TASK OBJECTIVE = Write out each line exactly as given. Leave the pictures out of your copy.

— start —

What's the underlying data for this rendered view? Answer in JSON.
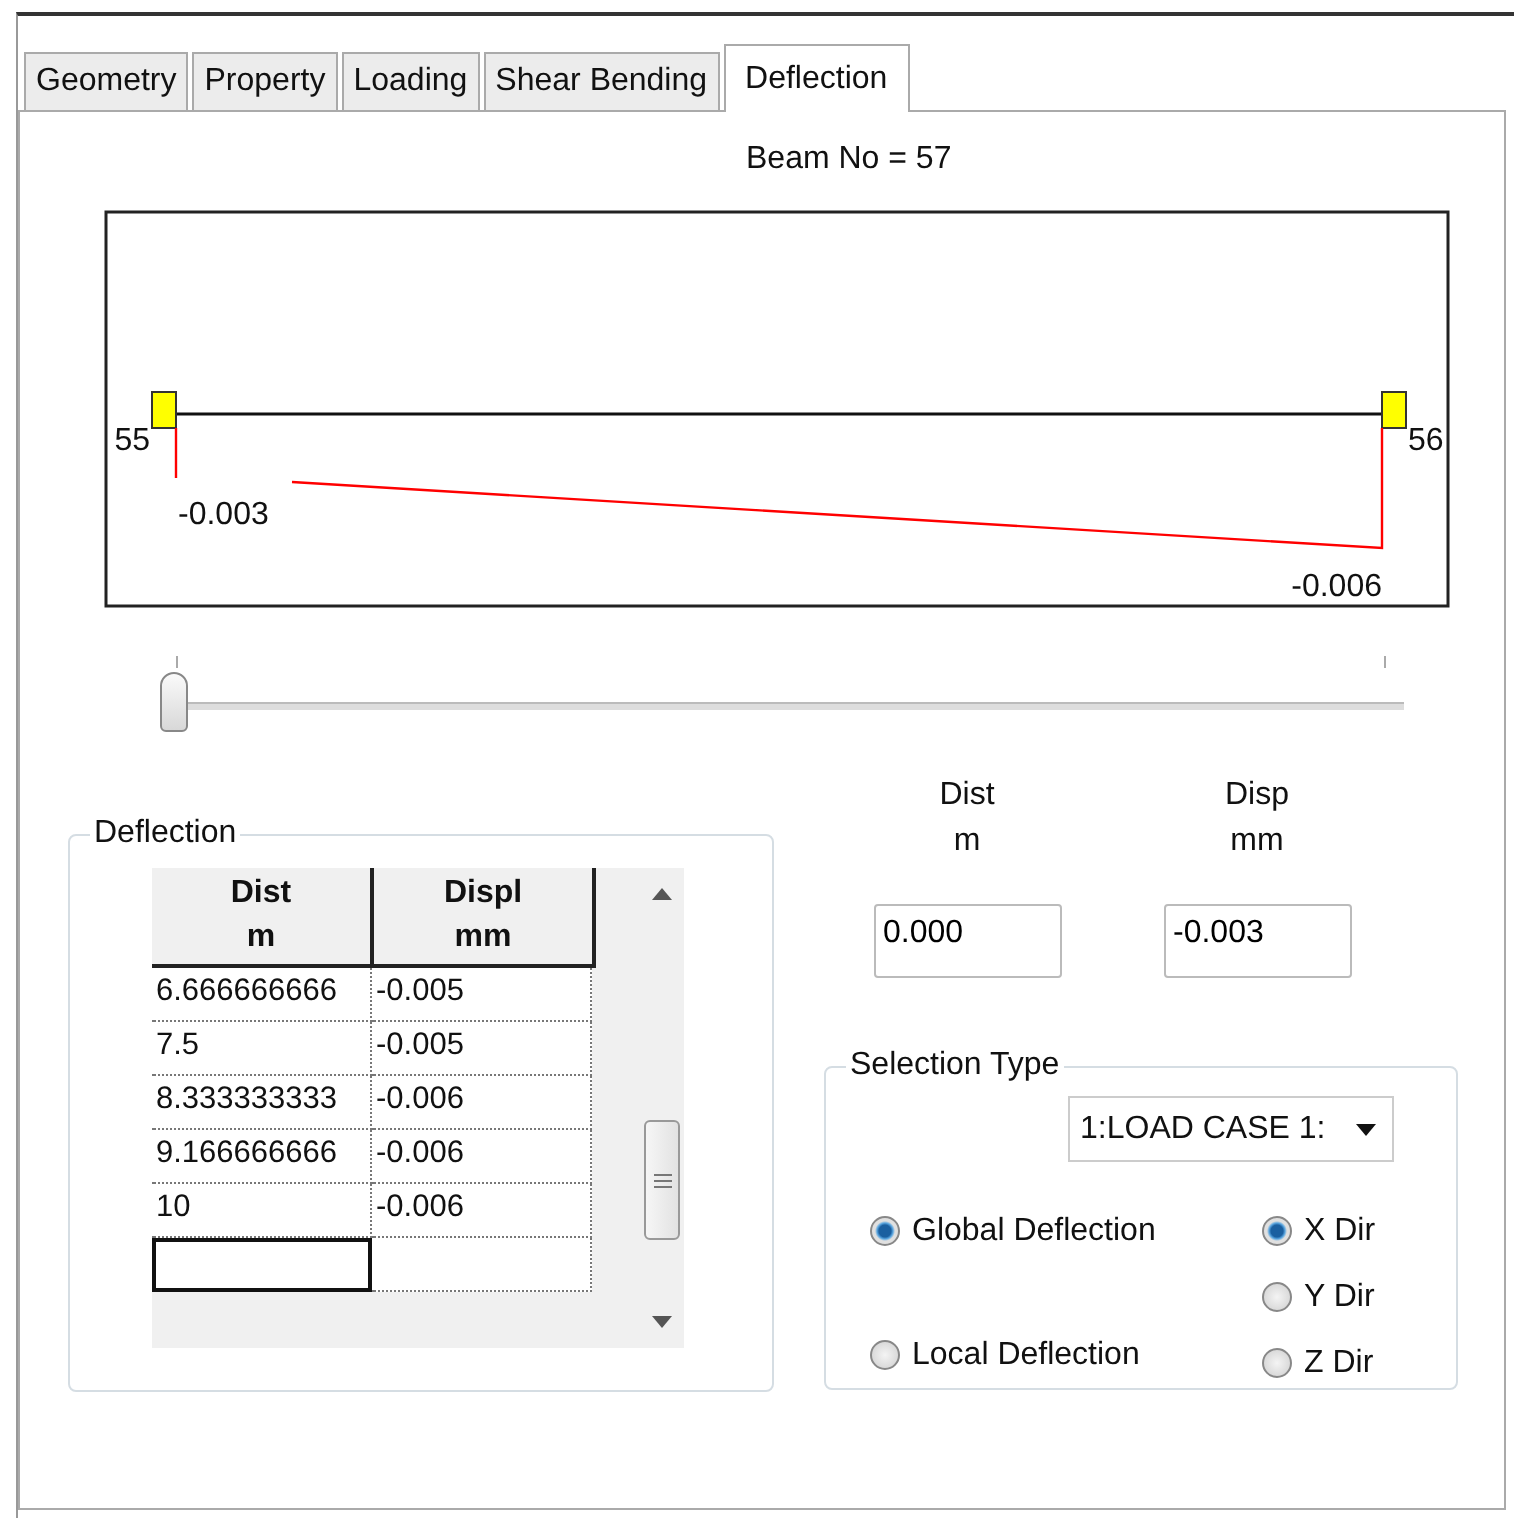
{
  "tabs": [
    {
      "label": "Geometry",
      "selected": false
    },
    {
      "label": "Property",
      "selected": false
    },
    {
      "label": "Loading",
      "selected": false
    },
    {
      "label": "Shear Bending",
      "selected": false
    },
    {
      "label": "Deflection",
      "selected": true
    }
  ],
  "beam_label": "Beam No = 57",
  "diagram": {
    "start_node": "55",
    "end_node": "56",
    "start_value": "-0.003",
    "end_value": "-0.006"
  },
  "position_slider": {
    "level": 0
  },
  "deflection_group": {
    "title": "Deflection",
    "table": {
      "columns": [
        {
          "title": "Dist",
          "unit": "m"
        },
        {
          "title": "Displ",
          "unit": "mm"
        }
      ],
      "rows": [
        [
          "6.666666666",
          "-0.005"
        ],
        [
          "7.5",
          "-0.005"
        ],
        [
          "8.333333333",
          "-0.006"
        ],
        [
          "9.166666666",
          "-0.006"
        ],
        [
          "10",
          "-0.006"
        ]
      ],
      "new_row_focused": true
    }
  },
  "readout": [
    {
      "title": "Dist",
      "unit": "m",
      "value": "0.000"
    },
    {
      "title": "Disp",
      "unit": "mm",
      "value": "-0.003"
    }
  ],
  "selection_type": {
    "title": "Selection Type",
    "load_case": "1:LOAD CASE 1:",
    "deflection_options": [
      {
        "label": "Global Deflection",
        "selected": true
      },
      {
        "label": "Local Deflection",
        "selected": false
      }
    ],
    "direction_options": [
      {
        "label": "X Dir",
        "selected": true
      },
      {
        "label": "Y Dir",
        "selected": false
      },
      {
        "label": "Z Dir",
        "selected": false
      }
    ]
  }
}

— end —

EXERCISE OUTPUT =
What's the underlying data for this rendered view? Answer in JSON.
{
  "tabs": [
    {
      "label": "Geometry",
      "selected": false
    },
    {
      "label": "Property",
      "selected": false
    },
    {
      "label": "Loading",
      "selected": false
    },
    {
      "label": "Shear Bending",
      "selected": false
    },
    {
      "label": "Deflection",
      "selected": true
    }
  ],
  "beam_label": "Beam No = 57",
  "diagram": {
    "start_node": "55",
    "end_node": "56",
    "start_value": "-0.003",
    "end_value": "-0.006"
  },
  "position_slider": {
    "level": 0
  },
  "deflection_group": {
    "title": "Deflection",
    "table": {
      "columns": [
        {
          "title": "Dist",
          "unit": "m"
        },
        {
          "title": "Displ",
          "unit": "mm"
        }
      ],
      "rows": [
        [
          "6.666666666",
          "-0.005"
        ],
        [
          "7.5",
          "-0.005"
        ],
        [
          "8.333333333",
          "-0.006"
        ],
        [
          "9.166666666",
          "-0.006"
        ],
        [
          "10",
          "-0.006"
        ]
      ],
      "new_row_focused": true
    }
  },
  "readout": [
    {
      "title": "Dist",
      "unit": "m",
      "value": "0.000"
    },
    {
      "title": "Disp",
      "unit": "mm",
      "value": "-0.003"
    }
  ],
  "selection_type": {
    "title": "Selection Type",
    "load_case": "1:LOAD CASE 1:",
    "deflection_options": [
      {
        "label": "Global Deflection",
        "selected": true
      },
      {
        "label": "Local Deflection",
        "selected": false
      }
    ],
    "direction_options": [
      {
        "label": "X Dir",
        "selected": true
      },
      {
        "label": "Y Dir",
        "selected": false
      },
      {
        "label": "Z Dir",
        "selected": false
      }
    ]
  }
}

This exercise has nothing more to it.